● **Task**
Quote each line of the material verbatim, without the pictures.

● **The input**
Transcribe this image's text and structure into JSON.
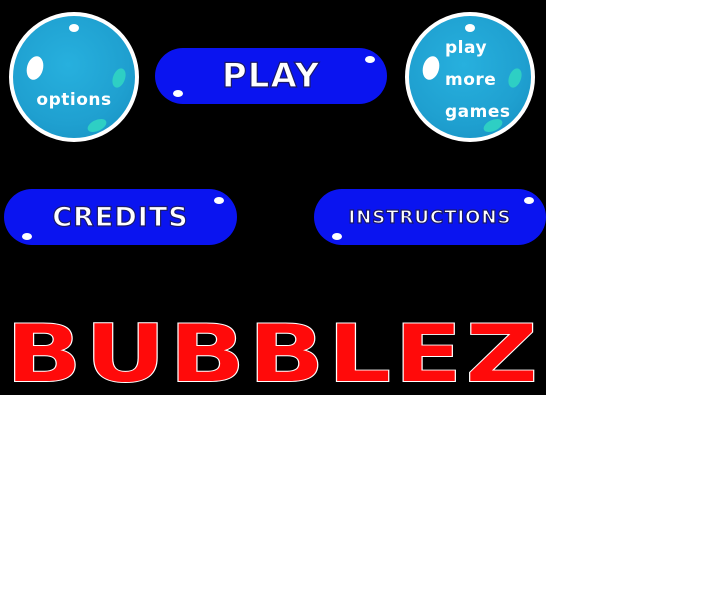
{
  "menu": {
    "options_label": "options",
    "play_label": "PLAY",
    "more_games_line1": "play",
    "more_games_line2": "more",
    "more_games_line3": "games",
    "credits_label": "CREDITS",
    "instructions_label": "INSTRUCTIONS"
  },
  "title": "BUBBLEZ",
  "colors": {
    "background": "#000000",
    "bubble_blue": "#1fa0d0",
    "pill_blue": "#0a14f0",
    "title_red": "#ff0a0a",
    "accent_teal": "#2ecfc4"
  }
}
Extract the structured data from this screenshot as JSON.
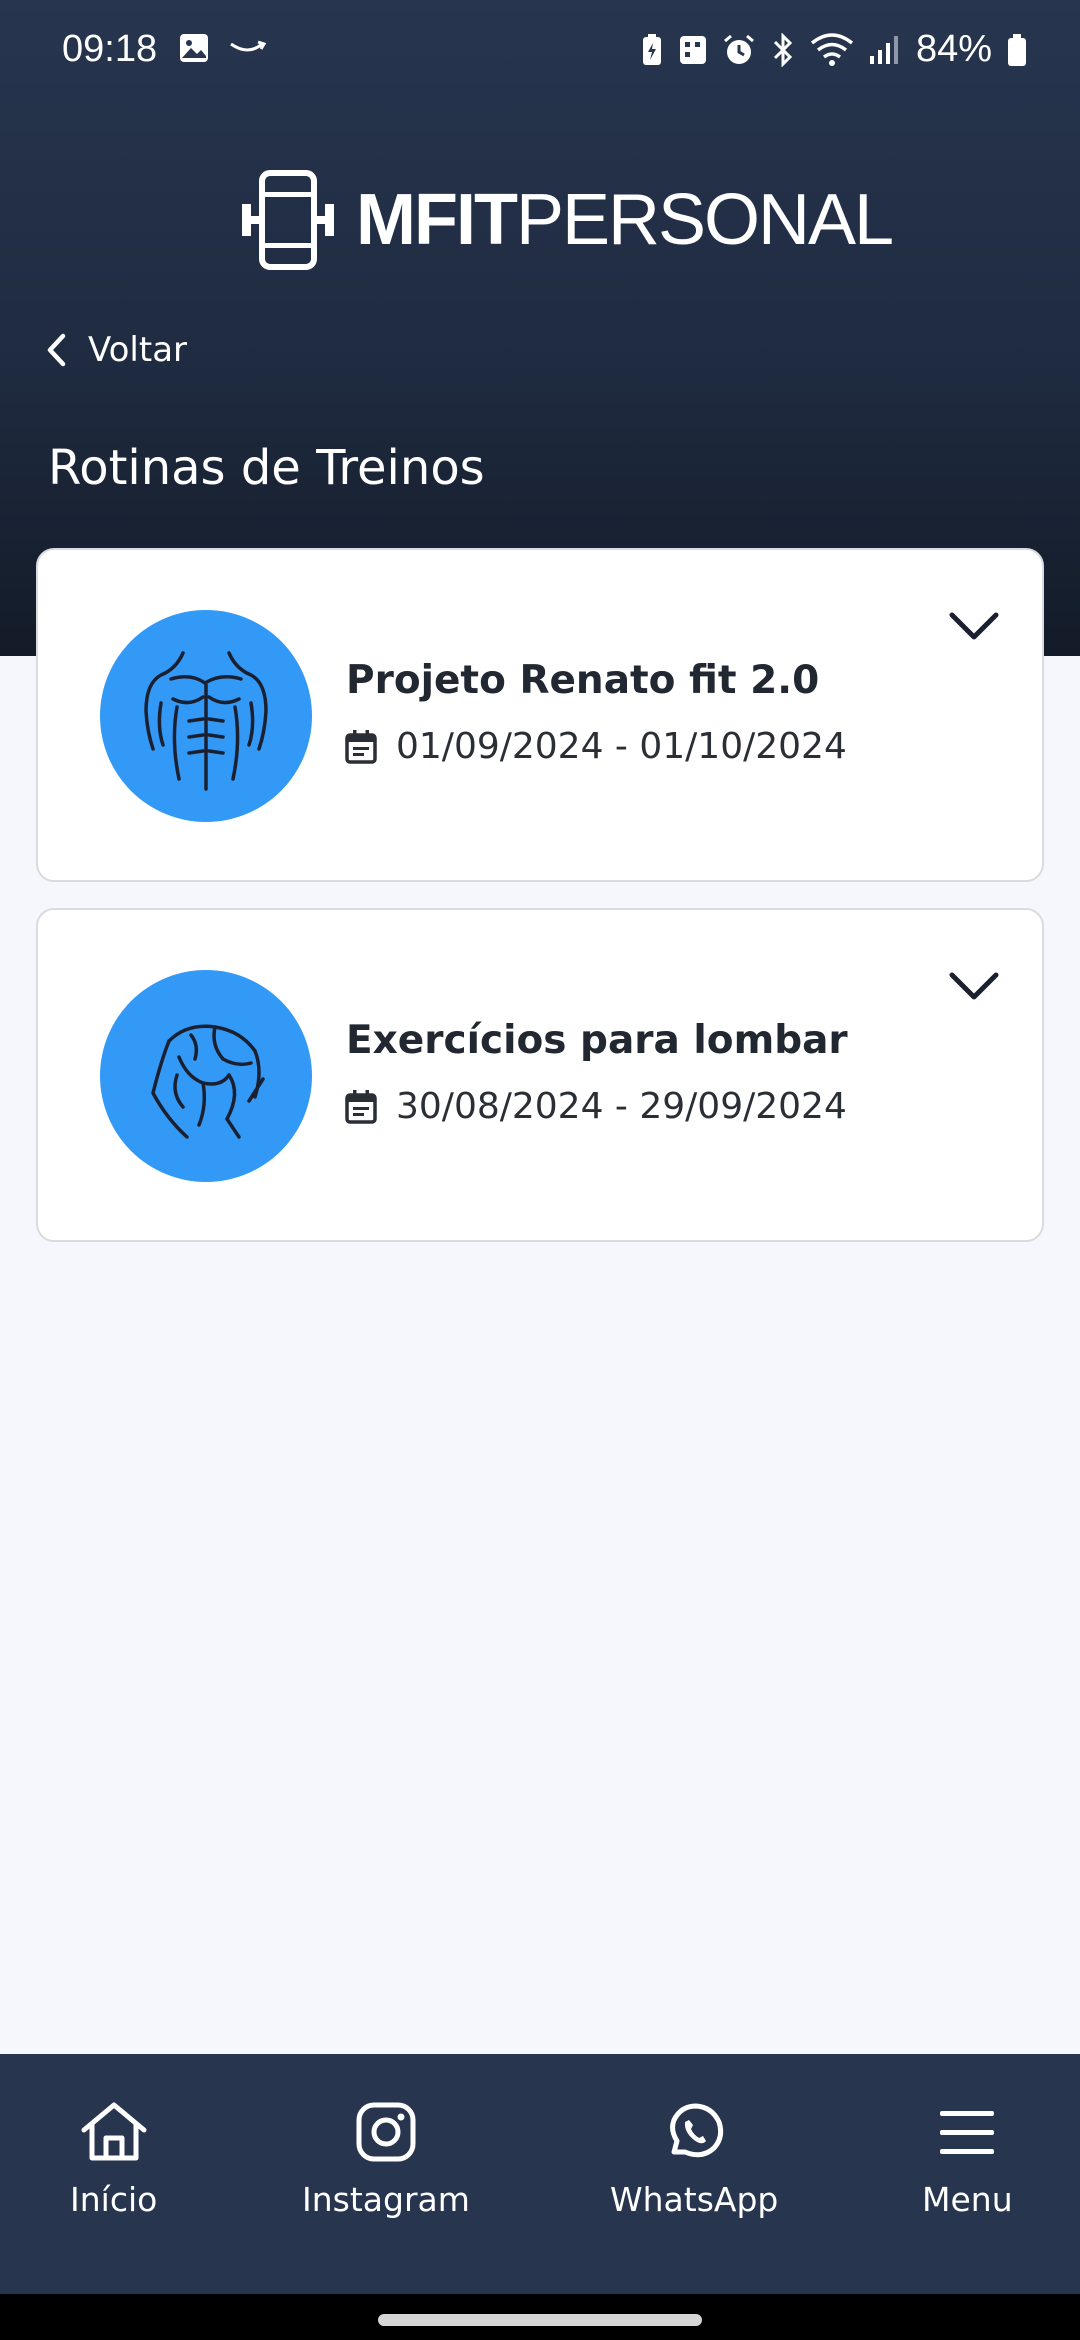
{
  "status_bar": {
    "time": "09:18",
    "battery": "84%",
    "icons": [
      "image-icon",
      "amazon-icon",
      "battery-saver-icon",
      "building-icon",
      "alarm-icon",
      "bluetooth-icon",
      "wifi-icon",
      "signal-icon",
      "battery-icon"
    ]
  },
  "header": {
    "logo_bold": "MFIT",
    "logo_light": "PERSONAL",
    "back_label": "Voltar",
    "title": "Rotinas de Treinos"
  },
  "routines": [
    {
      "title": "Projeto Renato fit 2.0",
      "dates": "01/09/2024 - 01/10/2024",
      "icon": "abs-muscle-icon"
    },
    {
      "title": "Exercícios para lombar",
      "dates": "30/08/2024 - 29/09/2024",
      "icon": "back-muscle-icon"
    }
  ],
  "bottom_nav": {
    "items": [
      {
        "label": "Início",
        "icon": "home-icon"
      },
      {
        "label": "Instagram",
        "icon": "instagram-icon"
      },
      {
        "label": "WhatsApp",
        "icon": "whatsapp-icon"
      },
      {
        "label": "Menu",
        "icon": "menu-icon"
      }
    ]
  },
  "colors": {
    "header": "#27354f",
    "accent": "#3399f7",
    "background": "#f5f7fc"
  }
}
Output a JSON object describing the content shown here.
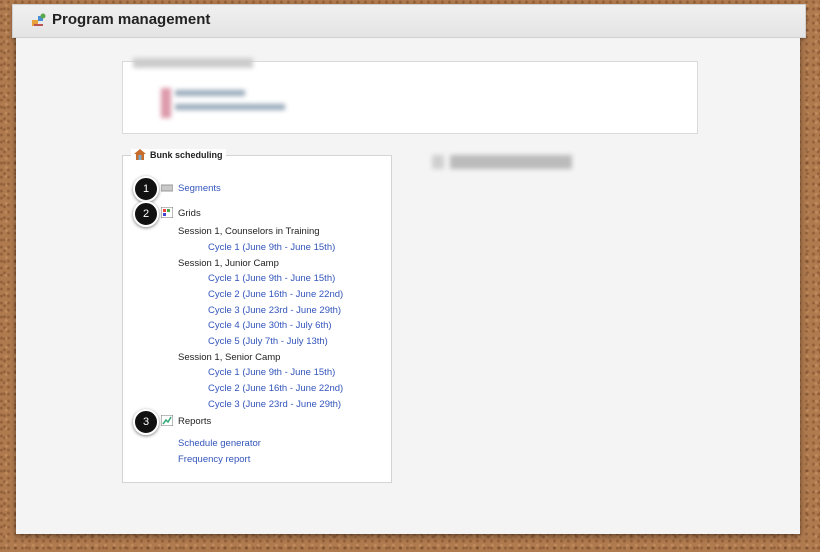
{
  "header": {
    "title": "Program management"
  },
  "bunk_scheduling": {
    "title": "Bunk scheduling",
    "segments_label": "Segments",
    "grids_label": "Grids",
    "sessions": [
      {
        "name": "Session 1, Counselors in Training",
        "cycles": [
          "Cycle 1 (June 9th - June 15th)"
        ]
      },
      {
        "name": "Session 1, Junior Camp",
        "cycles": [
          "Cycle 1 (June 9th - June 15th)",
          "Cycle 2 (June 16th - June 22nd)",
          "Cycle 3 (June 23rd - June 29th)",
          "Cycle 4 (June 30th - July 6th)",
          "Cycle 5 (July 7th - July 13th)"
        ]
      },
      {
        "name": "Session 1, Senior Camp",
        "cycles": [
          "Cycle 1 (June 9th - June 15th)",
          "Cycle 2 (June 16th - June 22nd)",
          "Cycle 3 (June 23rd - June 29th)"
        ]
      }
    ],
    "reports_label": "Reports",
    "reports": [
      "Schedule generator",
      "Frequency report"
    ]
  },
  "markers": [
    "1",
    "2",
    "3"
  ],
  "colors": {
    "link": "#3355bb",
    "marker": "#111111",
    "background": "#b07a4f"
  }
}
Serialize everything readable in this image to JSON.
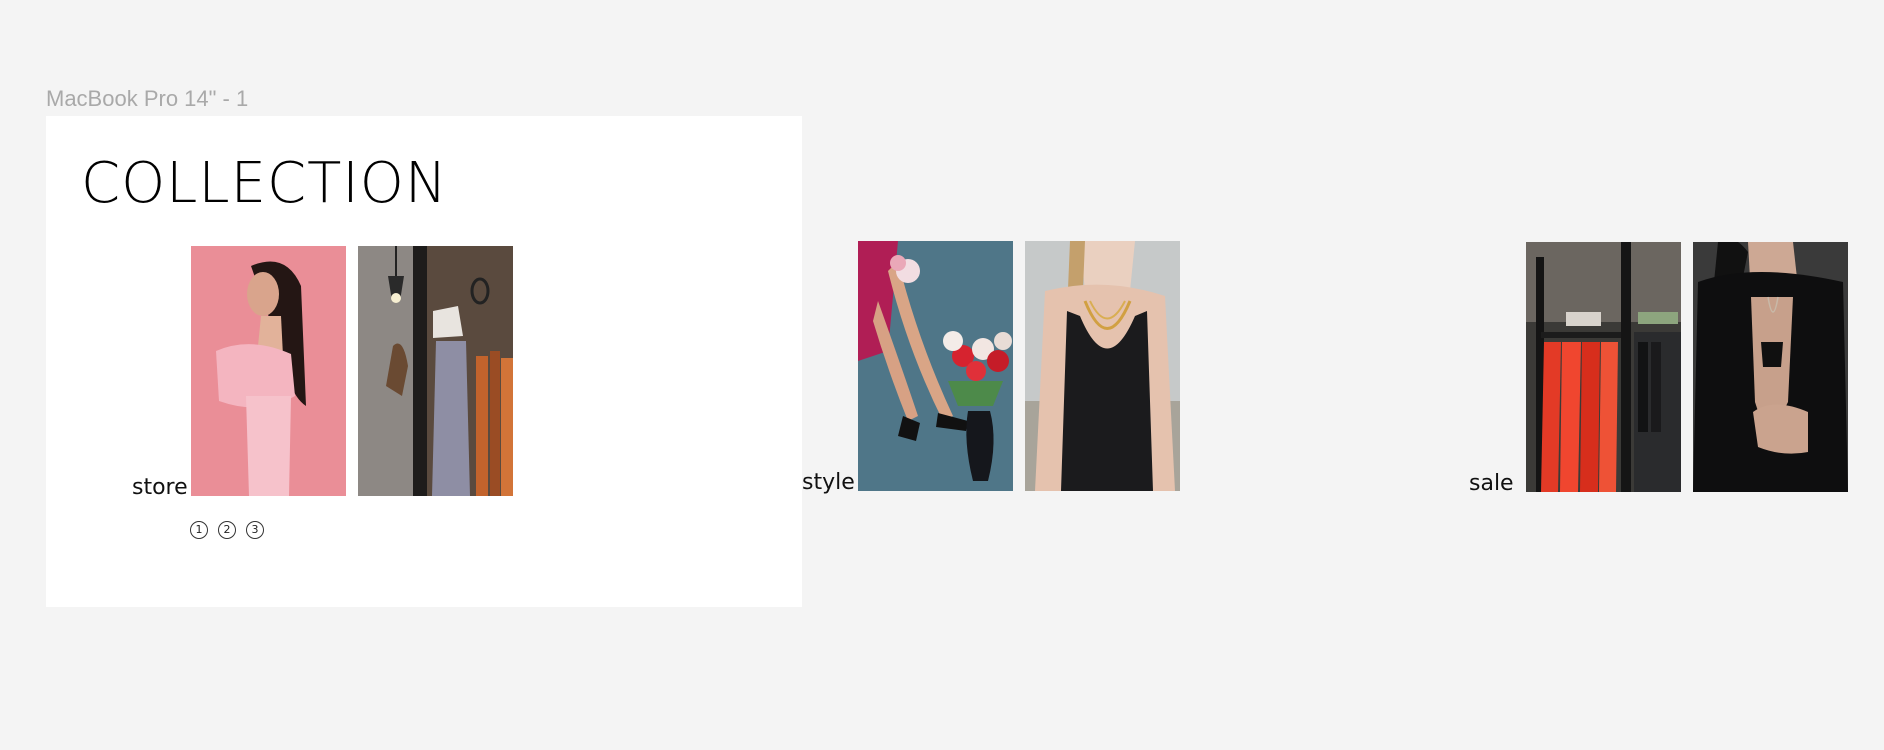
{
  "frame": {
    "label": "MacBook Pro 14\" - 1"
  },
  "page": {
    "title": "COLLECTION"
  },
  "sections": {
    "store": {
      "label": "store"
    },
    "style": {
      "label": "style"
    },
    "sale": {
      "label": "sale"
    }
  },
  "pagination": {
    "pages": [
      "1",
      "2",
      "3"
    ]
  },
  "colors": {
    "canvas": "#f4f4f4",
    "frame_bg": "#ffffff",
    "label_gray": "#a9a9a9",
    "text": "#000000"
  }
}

● **Response**
Transcribe this image's text and structure into JSON.
{
  "menu": {
    "options_label": "options",
    "play_label": "PLAY",
    "more_games_line1": "play",
    "more_games_line2": "more",
    "more_games_line3": "games",
    "credits_label": "CREDITS",
    "instructions_label": "INSTRUCTIONS"
  },
  "title": "BUBBLEZ",
  "colors": {
    "background": "#000000",
    "bubble_blue": "#1fa0d0",
    "pill_blue": "#0a14f0",
    "title_red": "#ff0a0a",
    "accent_teal": "#2ecfc4"
  }
}
Extract the structured data from this screenshot as JSON.
{
  "status_bar": {
    "time": "09:18",
    "battery": "84%",
    "icons": [
      "image-icon",
      "amazon-icon",
      "battery-saver-icon",
      "building-icon",
      "alarm-icon",
      "bluetooth-icon",
      "wifi-icon",
      "signal-icon",
      "battery-icon"
    ]
  },
  "header": {
    "logo_bold": "MFIT",
    "logo_light": "PERSONAL",
    "back_label": "Voltar",
    "title": "Rotinas de Treinos"
  },
  "routines": [
    {
      "title": "Projeto Renato fit 2.0",
      "dates": "01/09/2024 - 01/10/2024",
      "icon": "abs-muscle-icon"
    },
    {
      "title": "Exercícios para lombar",
      "dates": "30/08/2024 - 29/09/2024",
      "icon": "back-muscle-icon"
    }
  ],
  "bottom_nav": {
    "items": [
      {
        "label": "Início",
        "icon": "home-icon"
      },
      {
        "label": "Instagram",
        "icon": "instagram-icon"
      },
      {
        "label": "WhatsApp",
        "icon": "whatsapp-icon"
      },
      {
        "label": "Menu",
        "icon": "menu-icon"
      }
    ]
  },
  "colors": {
    "header": "#27354f",
    "accent": "#3399f7",
    "background": "#f5f7fc"
  }
}
Output a JSON object describing the content shown here.
{
  "header": {
    "title": "Program management"
  },
  "bunk_scheduling": {
    "title": "Bunk scheduling",
    "segments_label": "Segments",
    "grids_label": "Grids",
    "sessions": [
      {
        "name": "Session 1, Counselors in Training",
        "cycles": [
          "Cycle 1 (June 9th - June 15th)"
        ]
      },
      {
        "name": "Session 1, Junior Camp",
        "cycles": [
          "Cycle 1 (June 9th - June 15th)",
          "Cycle 2 (June 16th - June 22nd)",
          "Cycle 3 (June 23rd - June 29th)",
          "Cycle 4 (June 30th - July 6th)",
          "Cycle 5 (July 7th - July 13th)"
        ]
      },
      {
        "name": "Session 1, Senior Camp",
        "cycles": [
          "Cycle 1 (June 9th - June 15th)",
          "Cycle 2 (June 16th - June 22nd)",
          "Cycle 3 (June 23rd - June 29th)"
        ]
      }
    ],
    "reports_label": "Reports",
    "reports": [
      "Schedule generator",
      "Frequency report"
    ]
  },
  "markers": [
    "1",
    "2",
    "3"
  ],
  "colors": {
    "link": "#3355bb",
    "marker": "#111111",
    "background": "#b07a4f"
  }
}
Serialize everything readable in this image to JSON.
{
  "frame": {
    "label": "MacBook Pro 14\" - 1"
  },
  "page": {
    "title": "COLLECTION"
  },
  "sections": {
    "store": {
      "label": "store"
    },
    "style": {
      "label": "style"
    },
    "sale": {
      "label": "sale"
    }
  },
  "pagination": {
    "pages": [
      "1",
      "2",
      "3"
    ]
  },
  "colors": {
    "canvas": "#f4f4f4",
    "frame_bg": "#ffffff",
    "label_gray": "#a9a9a9",
    "text": "#000000"
  }
}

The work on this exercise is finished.